## What you should do
Write out the entries, please, from the line containing "Transcribe the text in this document." through their final line, exactly and with nothing else.

## Rows

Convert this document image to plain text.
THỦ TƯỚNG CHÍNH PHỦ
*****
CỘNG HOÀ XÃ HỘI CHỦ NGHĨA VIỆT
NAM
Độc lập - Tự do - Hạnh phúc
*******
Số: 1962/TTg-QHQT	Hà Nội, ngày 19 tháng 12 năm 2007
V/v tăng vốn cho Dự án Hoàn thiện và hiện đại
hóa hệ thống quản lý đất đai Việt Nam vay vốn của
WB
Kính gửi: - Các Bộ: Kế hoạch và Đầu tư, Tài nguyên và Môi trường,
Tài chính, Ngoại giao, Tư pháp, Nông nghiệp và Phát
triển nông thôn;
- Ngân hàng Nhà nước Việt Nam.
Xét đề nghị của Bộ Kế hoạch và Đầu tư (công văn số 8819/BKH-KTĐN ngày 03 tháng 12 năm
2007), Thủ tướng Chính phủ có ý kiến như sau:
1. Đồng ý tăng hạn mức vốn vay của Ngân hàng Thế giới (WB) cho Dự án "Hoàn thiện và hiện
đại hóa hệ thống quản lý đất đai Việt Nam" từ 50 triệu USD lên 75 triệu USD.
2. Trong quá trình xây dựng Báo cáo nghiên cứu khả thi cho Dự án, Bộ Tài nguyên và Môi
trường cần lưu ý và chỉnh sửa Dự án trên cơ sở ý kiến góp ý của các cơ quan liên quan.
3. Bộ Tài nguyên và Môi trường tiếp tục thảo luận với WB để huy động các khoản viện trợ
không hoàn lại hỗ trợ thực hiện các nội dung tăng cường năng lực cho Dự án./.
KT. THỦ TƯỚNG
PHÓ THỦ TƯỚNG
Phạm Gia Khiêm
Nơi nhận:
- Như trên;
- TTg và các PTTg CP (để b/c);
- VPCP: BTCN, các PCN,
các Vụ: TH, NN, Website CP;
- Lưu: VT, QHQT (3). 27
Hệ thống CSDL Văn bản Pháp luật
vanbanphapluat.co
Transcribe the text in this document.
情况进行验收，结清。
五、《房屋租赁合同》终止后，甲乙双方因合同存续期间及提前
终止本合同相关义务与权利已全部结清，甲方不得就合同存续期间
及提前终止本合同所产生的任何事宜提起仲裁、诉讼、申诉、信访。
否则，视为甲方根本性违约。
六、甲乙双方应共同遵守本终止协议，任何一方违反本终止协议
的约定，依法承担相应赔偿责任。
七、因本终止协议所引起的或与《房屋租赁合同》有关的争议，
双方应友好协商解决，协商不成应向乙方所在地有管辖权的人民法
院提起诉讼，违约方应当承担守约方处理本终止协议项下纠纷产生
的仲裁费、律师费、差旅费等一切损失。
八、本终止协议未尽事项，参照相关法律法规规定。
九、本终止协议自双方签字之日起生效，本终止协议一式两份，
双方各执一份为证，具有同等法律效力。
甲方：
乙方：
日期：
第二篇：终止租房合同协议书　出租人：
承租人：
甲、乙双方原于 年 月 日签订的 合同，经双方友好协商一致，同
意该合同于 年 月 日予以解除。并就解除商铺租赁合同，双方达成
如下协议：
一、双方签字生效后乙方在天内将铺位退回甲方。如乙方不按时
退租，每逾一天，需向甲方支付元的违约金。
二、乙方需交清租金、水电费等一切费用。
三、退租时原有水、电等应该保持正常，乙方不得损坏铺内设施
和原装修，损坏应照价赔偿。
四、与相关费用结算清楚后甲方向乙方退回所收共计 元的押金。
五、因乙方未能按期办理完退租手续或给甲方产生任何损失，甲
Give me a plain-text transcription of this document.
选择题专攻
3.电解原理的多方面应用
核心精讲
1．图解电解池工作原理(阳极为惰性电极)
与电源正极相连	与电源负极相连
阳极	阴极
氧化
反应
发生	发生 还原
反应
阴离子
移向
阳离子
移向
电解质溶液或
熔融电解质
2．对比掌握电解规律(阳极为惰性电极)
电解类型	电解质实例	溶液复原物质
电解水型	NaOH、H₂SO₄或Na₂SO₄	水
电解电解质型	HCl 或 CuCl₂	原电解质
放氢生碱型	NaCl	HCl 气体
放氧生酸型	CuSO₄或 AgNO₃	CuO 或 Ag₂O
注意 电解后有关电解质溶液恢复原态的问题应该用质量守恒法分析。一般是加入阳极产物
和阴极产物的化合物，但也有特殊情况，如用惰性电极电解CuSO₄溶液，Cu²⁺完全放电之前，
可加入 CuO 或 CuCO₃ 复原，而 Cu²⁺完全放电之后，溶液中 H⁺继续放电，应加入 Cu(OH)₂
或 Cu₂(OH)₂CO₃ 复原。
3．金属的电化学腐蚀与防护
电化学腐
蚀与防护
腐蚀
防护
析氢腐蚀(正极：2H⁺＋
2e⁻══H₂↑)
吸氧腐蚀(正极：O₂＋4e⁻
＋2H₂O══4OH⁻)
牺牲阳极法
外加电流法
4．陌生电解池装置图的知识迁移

## Output of the exercise
Transcribe the text in this document.
情况进行验收，结清。
五、《房屋租赁合同》终止后，甲乙双方因合同存续期间及提前
终止本合同相关义务与权利已全部结清，甲方不得就合同存续期间
及提前终止本合同所产生的任何事宜提起仲裁、诉讼、申诉、信访。
否则，视为甲方根本性违约。
六、甲乙双方应共同遵守本终止协议，任何一方违反本终止协议
的约定，依法承担相应赔偿责任。
七、因本终止协议所引起的或与《房屋租赁合同》有关的争议，
双方应友好协商解决，协商不成应向乙方所在地有管辖权的人民法
院提起诉讼，违约方应当承担守约方处理本终止协议项下纠纷产生
的仲裁费、律师费、差旅费等一切损失。
八、本终止协议未尽事项，参照相关法律法规规定。
九、本终止协议自双方签字之日起生效，本终止协议一式两份，
双方各执一份为证，具有同等法律效力。
甲方：
乙方：
日期：
第二篇：终止租房合同协议书　出租人：
承租人：
甲、乙双方原于 年 月 日签订的 合同，经双方友好协商一致，同
意该合同于 年 月 日予以解除。并就解除商铺租赁合同，双方达成
如下协议：
一、双方签字生效后乙方在天内将铺位退回甲方。如乙方不按时
退租，每逾一天，需向甲方支付元的违约金。
二、乙方需交清租金、水电费等一切费用。
三、退租时原有水、电等应该保持正常，乙方不得损坏铺内设施
和原装修，损坏应照价赔偿。
四、与相关费用结算清楚后甲方向乙方退回所收共计 元的押金。
五、因乙方未能按期办理完退租手续或给甲方产生任何损失，甲
Give me a plain-text transcription of this document.
选择题专攻
3.电解原理的多方面应用
核心精讲
1．图解电解池工作原理(阳极为惰性电极)
与电源正极相连	与电源负极相连
阳极	阴极
氧化
反应
发生	发生 还原
反应
阴离子
移向
阳离子
移向
电解质溶液或
熔融电解质
2．对比掌握电解规律(阳极为惰性电极)
电解类型	电解质实例	溶液复原物质
电解水型	NaOH、H₂SO₄或Na₂SO₄	水
电解电解质型	HCl 或 CuCl₂	原电解质
放氢生碱型	NaCl	HCl 气体
放氧生酸型	CuSO₄或 AgNO₃	CuO 或 Ag₂O
注意 电解后有关电解质溶液恢复原态的问题应该用质量守恒法分析。一般是加入阳极产物
和阴极产物的化合物，但也有特殊情况，如用惰性电极电解CuSO₄溶液，Cu²⁺完全放电之前，
可加入 CuO 或 CuCO₃ 复原，而 Cu²⁺完全放电之后，溶液中 H⁺继续放电，应加入 Cu(OH)₂
或 Cu₂(OH)₂CO₃ 复原。
3．金属的电化学腐蚀与防护
电化学腐
蚀与防护
腐蚀
防护
析氢腐蚀(正极：2H⁺＋
2e⁻══H₂↑)
吸氧腐蚀(正极：O₂＋4e⁻
＋2H₂O══4OH⁻)
牺牲阳极法
外加电流法
4．陌生电解池装置图的知识迁移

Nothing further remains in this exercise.